Report every line in the listing that contains the string "JSON".

>> START

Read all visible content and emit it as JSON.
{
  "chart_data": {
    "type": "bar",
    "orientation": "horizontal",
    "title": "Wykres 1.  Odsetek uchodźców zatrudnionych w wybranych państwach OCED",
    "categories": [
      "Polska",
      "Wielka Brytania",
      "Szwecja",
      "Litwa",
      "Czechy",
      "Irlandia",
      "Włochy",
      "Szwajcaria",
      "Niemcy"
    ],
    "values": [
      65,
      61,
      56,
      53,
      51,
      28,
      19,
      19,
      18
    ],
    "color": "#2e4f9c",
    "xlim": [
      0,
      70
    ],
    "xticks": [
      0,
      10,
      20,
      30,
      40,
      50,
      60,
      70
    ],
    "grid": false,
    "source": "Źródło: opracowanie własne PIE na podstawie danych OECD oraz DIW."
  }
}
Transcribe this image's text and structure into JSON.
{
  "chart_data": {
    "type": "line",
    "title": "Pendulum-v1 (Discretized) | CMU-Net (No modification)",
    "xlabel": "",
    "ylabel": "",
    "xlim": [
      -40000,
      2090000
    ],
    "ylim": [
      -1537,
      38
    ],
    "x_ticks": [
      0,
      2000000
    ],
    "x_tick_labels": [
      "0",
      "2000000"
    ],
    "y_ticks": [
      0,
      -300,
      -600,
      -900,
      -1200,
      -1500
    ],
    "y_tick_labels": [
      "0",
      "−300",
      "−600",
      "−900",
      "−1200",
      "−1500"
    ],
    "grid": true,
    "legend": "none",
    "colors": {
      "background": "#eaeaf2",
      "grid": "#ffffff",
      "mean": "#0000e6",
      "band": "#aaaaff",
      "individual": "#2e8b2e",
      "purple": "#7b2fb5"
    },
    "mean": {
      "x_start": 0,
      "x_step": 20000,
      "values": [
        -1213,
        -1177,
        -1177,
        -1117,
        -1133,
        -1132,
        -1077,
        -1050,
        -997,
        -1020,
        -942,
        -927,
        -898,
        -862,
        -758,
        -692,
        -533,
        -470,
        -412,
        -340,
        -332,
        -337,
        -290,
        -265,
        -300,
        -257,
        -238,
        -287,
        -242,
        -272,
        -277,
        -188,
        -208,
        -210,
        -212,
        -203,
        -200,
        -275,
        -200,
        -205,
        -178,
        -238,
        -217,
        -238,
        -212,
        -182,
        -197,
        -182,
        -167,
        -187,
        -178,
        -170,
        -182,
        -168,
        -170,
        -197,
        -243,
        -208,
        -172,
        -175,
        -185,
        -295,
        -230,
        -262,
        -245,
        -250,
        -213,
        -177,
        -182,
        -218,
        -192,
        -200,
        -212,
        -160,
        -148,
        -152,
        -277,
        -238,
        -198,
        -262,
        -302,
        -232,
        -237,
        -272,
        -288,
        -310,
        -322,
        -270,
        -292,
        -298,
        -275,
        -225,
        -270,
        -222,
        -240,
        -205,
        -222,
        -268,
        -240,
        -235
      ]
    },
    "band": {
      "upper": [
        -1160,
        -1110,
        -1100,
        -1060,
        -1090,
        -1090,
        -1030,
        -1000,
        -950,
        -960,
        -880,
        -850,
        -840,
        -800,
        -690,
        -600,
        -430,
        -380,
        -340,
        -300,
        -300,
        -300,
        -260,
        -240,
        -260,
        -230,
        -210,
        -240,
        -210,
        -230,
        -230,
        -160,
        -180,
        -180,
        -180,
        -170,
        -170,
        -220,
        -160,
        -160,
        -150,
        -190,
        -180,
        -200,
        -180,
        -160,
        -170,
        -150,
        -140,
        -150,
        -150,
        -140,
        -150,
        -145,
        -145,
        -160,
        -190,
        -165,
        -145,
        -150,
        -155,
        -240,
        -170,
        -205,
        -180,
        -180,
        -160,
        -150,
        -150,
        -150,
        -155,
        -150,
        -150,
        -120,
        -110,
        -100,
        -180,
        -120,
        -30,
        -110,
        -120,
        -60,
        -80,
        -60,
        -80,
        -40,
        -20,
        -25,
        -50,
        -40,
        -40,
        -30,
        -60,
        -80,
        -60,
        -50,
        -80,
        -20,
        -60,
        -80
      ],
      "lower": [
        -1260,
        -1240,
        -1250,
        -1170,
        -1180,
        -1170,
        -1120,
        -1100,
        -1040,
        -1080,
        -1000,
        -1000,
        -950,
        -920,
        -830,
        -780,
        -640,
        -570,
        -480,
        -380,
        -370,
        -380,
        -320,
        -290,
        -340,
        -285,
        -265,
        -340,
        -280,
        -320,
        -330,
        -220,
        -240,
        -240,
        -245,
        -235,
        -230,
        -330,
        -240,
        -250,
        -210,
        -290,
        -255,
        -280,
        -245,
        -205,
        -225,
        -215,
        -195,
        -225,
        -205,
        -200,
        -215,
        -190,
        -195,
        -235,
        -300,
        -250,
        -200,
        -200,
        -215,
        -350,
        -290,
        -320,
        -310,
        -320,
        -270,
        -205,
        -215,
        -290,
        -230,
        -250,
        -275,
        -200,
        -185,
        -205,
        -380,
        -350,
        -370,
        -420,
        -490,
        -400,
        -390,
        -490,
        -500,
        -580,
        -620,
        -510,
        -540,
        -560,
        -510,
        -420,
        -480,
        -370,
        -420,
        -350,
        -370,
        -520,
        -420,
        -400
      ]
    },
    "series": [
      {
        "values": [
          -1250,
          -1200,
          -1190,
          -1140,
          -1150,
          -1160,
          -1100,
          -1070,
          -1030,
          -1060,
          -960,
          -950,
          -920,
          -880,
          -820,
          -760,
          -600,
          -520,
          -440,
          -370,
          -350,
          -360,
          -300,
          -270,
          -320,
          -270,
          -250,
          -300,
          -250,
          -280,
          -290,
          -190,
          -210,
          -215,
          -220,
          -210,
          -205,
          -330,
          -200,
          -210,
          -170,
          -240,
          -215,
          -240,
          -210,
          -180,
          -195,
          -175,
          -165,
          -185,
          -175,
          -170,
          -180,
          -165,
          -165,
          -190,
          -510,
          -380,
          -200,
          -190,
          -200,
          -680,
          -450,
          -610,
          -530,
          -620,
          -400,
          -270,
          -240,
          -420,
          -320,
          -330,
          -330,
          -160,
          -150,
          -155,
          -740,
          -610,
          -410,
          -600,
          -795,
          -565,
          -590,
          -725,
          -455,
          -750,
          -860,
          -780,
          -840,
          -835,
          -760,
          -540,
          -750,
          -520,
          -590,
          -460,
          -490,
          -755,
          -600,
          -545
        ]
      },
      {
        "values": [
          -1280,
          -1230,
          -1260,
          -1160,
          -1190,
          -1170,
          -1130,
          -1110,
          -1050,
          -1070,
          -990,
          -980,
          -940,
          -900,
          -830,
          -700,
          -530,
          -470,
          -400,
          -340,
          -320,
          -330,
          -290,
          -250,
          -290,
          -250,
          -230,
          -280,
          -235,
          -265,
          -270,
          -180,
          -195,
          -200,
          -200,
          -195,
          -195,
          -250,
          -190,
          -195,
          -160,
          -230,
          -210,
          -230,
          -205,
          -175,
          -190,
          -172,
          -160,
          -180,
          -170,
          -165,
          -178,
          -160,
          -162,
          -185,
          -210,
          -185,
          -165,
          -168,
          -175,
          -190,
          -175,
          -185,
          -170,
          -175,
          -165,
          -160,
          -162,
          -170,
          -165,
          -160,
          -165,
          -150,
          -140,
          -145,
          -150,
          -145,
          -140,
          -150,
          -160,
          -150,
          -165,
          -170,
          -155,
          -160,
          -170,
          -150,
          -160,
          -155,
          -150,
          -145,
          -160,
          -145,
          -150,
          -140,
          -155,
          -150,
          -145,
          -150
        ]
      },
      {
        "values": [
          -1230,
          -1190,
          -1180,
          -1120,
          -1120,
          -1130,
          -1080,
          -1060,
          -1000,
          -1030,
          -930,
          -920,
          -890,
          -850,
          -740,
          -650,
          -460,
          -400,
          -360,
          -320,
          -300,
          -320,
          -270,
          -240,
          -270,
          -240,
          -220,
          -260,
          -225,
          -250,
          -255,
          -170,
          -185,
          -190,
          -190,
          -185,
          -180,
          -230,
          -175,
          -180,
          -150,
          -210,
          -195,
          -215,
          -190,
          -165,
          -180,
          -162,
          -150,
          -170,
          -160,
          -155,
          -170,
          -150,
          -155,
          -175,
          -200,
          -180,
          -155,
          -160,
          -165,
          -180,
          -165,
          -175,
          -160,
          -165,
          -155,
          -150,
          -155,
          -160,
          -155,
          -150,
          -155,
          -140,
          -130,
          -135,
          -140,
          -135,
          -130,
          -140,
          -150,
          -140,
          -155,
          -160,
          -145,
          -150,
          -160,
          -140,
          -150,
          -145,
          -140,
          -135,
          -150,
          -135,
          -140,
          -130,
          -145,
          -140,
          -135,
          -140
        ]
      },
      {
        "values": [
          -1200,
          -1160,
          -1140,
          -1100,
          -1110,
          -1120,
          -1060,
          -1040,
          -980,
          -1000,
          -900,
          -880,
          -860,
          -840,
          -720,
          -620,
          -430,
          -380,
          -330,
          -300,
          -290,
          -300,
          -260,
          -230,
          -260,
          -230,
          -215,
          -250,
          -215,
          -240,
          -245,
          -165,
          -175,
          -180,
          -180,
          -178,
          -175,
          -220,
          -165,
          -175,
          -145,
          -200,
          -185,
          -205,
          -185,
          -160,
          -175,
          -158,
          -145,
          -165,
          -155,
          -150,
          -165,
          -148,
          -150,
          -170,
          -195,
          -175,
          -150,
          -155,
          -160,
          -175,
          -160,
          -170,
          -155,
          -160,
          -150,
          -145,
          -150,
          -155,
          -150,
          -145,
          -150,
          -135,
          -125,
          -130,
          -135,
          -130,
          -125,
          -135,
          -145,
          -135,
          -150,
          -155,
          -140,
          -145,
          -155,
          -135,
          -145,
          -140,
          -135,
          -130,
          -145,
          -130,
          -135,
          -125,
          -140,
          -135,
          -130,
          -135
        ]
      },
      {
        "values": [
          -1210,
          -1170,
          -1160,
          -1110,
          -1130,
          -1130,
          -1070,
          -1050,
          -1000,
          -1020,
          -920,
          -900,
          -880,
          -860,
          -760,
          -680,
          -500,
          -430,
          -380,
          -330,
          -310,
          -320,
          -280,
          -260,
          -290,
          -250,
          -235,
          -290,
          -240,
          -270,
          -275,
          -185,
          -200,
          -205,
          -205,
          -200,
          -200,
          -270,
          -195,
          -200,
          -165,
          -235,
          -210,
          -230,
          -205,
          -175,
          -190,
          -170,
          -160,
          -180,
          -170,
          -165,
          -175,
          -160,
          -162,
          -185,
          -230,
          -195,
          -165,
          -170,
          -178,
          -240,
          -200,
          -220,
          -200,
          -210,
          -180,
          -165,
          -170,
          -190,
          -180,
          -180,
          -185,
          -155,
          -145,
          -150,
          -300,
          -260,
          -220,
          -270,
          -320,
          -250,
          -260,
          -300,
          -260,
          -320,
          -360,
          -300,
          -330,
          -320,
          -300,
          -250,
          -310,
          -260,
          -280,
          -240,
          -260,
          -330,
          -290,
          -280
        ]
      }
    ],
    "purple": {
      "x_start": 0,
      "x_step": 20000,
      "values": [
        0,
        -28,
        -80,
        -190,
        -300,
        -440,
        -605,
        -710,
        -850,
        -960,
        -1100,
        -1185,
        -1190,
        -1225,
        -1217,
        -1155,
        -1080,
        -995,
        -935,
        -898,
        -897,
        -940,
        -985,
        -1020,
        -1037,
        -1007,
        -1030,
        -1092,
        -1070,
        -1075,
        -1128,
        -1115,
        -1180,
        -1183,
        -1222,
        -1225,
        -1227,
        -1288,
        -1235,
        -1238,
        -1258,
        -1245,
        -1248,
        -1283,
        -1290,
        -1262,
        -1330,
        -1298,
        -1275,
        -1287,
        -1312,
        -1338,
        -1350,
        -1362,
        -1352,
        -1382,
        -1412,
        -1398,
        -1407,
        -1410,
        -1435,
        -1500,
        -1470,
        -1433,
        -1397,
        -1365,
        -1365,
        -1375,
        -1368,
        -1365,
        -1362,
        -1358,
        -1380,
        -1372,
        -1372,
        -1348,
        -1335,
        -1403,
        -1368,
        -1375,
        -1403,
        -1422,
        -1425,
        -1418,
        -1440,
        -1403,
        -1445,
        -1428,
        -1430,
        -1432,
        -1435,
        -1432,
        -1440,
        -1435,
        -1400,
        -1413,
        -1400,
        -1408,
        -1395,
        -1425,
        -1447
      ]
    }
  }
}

>> END

#### TASK RESULT
Read all visible content and emit it as JSON.
Transcribe this image's text and structure into JSON.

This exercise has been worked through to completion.